### Obiettivo
Trasforma in una tabella Markdown, con le colonne «Numero» e «Riga del record», tutto ciò che va dalla riga che contiene "- body-text: [148, 130, 1524, 2121]" giù fino a quella che contiene "- list-item-b: б)", estremi inclusi. Ometti le righe vuote.
───── Materiale mostrato ─────
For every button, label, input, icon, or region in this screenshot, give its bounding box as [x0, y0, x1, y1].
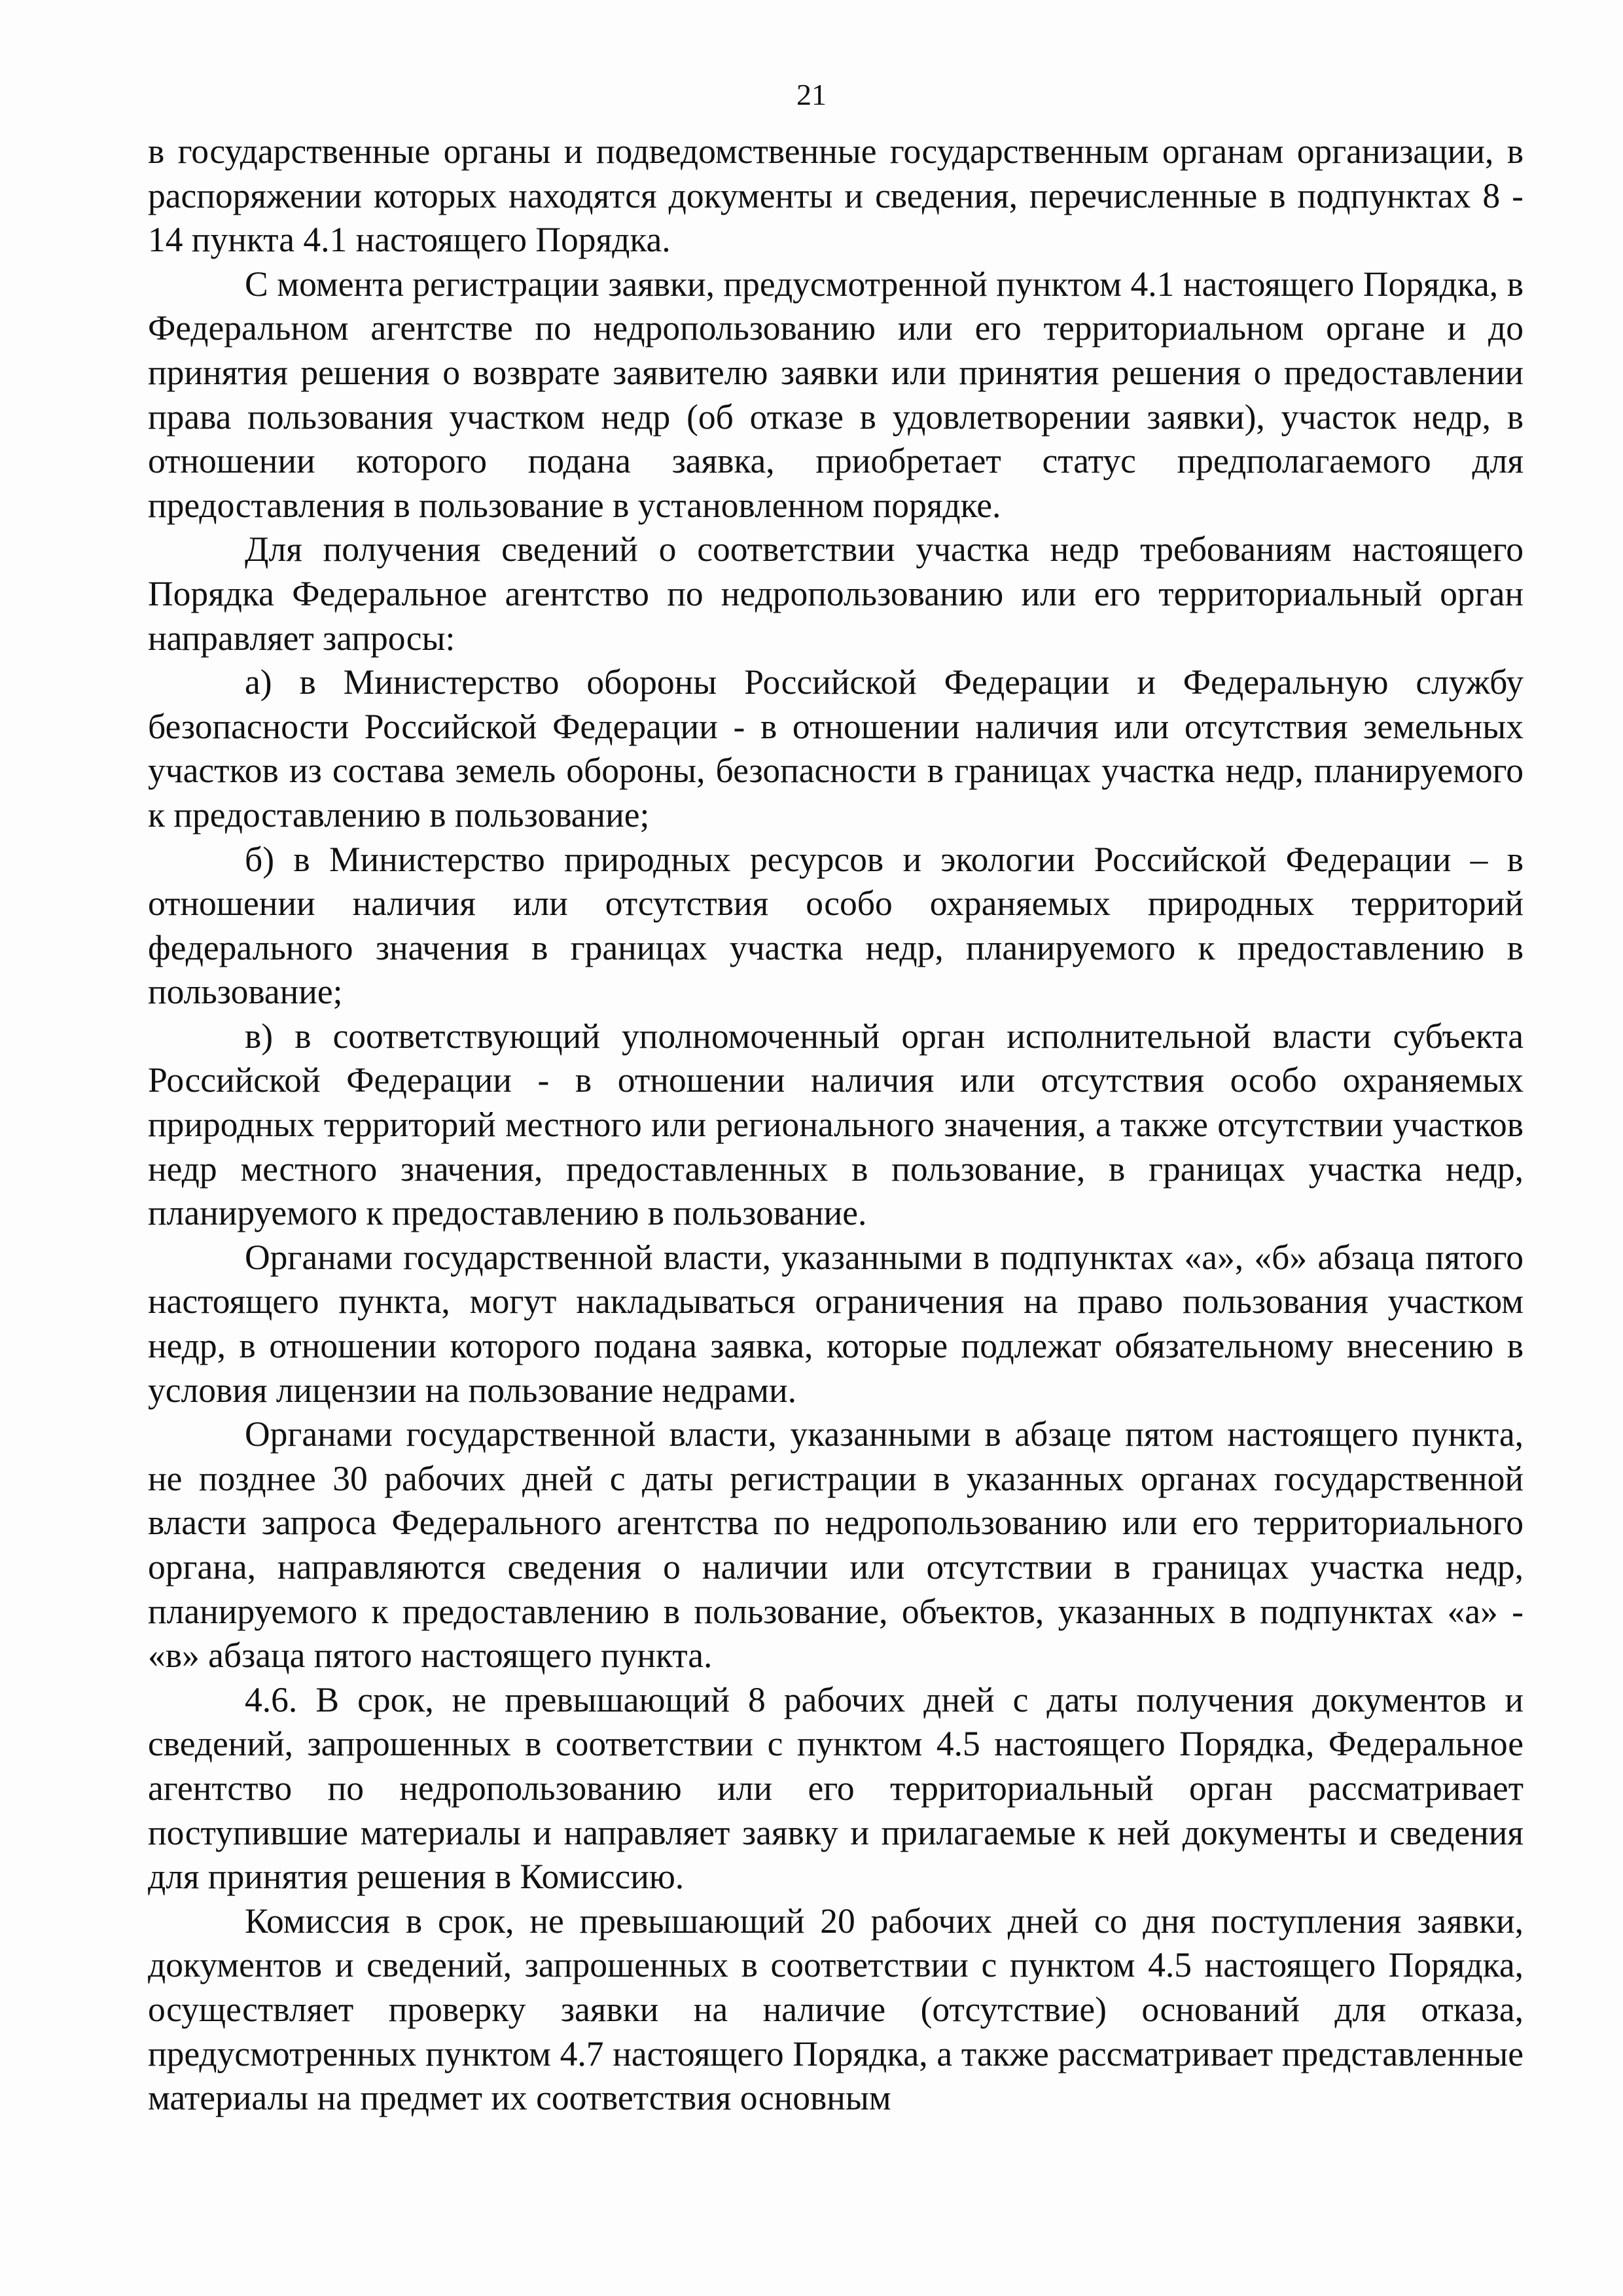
- body-text: [148, 130, 1524, 2121]
- paragraph-application-status: С момента регистрации заявки, предусмотренной пунктом 4.1 настоящего Порядка, в Федеральном агентстве по недропользованию или его территориальном органе и до принятия решения о возврате заявителю заявки или принятия решения о предоставлении права пользования участком недр (об отказе в удовлетворении заявки), участок недр, в отношении которого подана заявка, приобретает статус предполагаемого для предоставления в пользование в установленном порядке.: [148, 264, 1524, 525]
- paragraph-response-deadline: Органами государственной власти, указанными в абзаце пятом настоящего пункта, не позднее 30 рабочих дней с даты регистрации в указанных органах государственной власти запроса Федерального агентства по недропользованию или его территориального органа, направляются сведения о наличии или отсутствии в границах участка недр, планируемого к предоставлению в пользование, объектов, указанных в подпунктах «а» - «в» абзаца пятого настоящего пункта.: [148, 1414, 1524, 1676]
- list-item-b: б) в Министерство природных ресурсов и экологии Российской Федерации – в отношении наличия или отсутствия особо охраняемых природных территорий федерального значения в границах участка недр, планируемого к предоставлению в пользование;: [148, 839, 1524, 1012]
- paragraph-commission-review: Комиссия в срок, не превышающий 20 рабочих дней со дня поступления заявки, документов и сведений, запрошенных в соответствии с пунктом 4.5 настоящего Порядка, осуществляет проверку заявки на наличие (отсутствие) оснований для отказа, предусмотренных пунктом 4.7 настоящего Порядка, а также рассматривает представленные материалы на предмет их соответствия основным: [148, 1901, 1524, 2118]
- paragraph-continuation: в государственные органы и подведомственные государственным органам организации, в распоряжении которых находятся документы и сведения, перечисленные в подпунктах 8 - 14 пункта 4.1 настоящего Порядка.: [148, 132, 1524, 260]
- page-number: 21: [796, 78, 827, 111]
- paragraph-restrictions: Органами государственной власти, указанными в подпунктах «а», «б» абзаца пятого настоящего пункта, могут накладываться ограничения на право пользования участком недр, в отношении которого подана заявка, которые подлежат обязательному внесению в условия лицензии на пользование недрами.: [148, 1237, 1524, 1410]
- list-item-a: а) в Министерство обороны Российской Федерации и Федеральную службу безопасности Российской Федерации - в отношении наличия или отсутствия земельных участков из состава земель обороны, безопасности в границах участка недр, планируемого к предоставлению в пользование;: [148, 662, 1524, 834]
- list-item-v: в) в соответствующий уполномоченный орган исполнительной власти субъекта Российской Федерации - в отношении наличия или отсутствия особо охраняемых природных территорий местного или регионального значения, а также отсутствии участков недр местного значения, предоставленных в пользование, в границах участка недр, планируемого к предоставлению в пользование.: [148, 1016, 1524, 1233]
- paragraph-requests-intro: Для получения сведений о соответствии участка недр требованиям настоящего Порядка Федеральное агентство по недропользованию или его территориальный орган направляет запросы:: [148, 529, 1524, 658]
- paragraph-clause-4-6: 4.6. В срок, не превышающий 8 рабочих дней с даты получения документов и сведений, запрошенных в соответствии с пунктом 4.5 настоящего Порядка, Федеральное агентство по недропользованию или его территориальный орган рассматривает поступившие материалы и направляет заявку и прилагаемые к ней документы и сведения для принятия решения в Комиссию.: [148, 1679, 1524, 1897]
─────
### Risposta svolta
| Numero | Riga del record |
|---|---|
| 1 | - body-text: [148, 130, 1524, 2121] |
| 2 | - paragraph-application-status: С момента регистрации заявки, предусмотренной пунктом 4.1 настоящего Порядка, в Федеральном агентстве по недропользованию или его территориальном органе и до принятия решения о возврате заявителю заявки или принятия решения о предоставлении права пользования участком недр (об отказе в удовлетворении заявки), участок недр, в отношении которого подана заявка, приобретает статус предполагаемого для предоставления в пользование в установленном порядке.: [148, 264, 1524, 525] |
| 3 | - paragraph-response-deadline: Органами государственной власти, указанными в абзаце пятом настоящего пункта, не позднее 30 рабочих дней с даты регистрации в указанных органах государственной власти запроса Федерального агентства по недропользованию или его территориального органа, направляются сведения о наличии или отсутствии в границах участка недр, планируемого к предоставлению в пользование, объектов, указанных в подпунктах «а» - «в» абзаца пятого настоящего пункта.: [148, 1414, 1524, 1676] |
| 4 | - list-item-b: б) в Министерство природных ресурсов и экологии Российской Федерации – в отношении наличия или отсутствия особо охраняемых природных территорий федерального значения в границах участка недр, планируемого к предоставлению в пользование;: [148, 839, 1524, 1012] |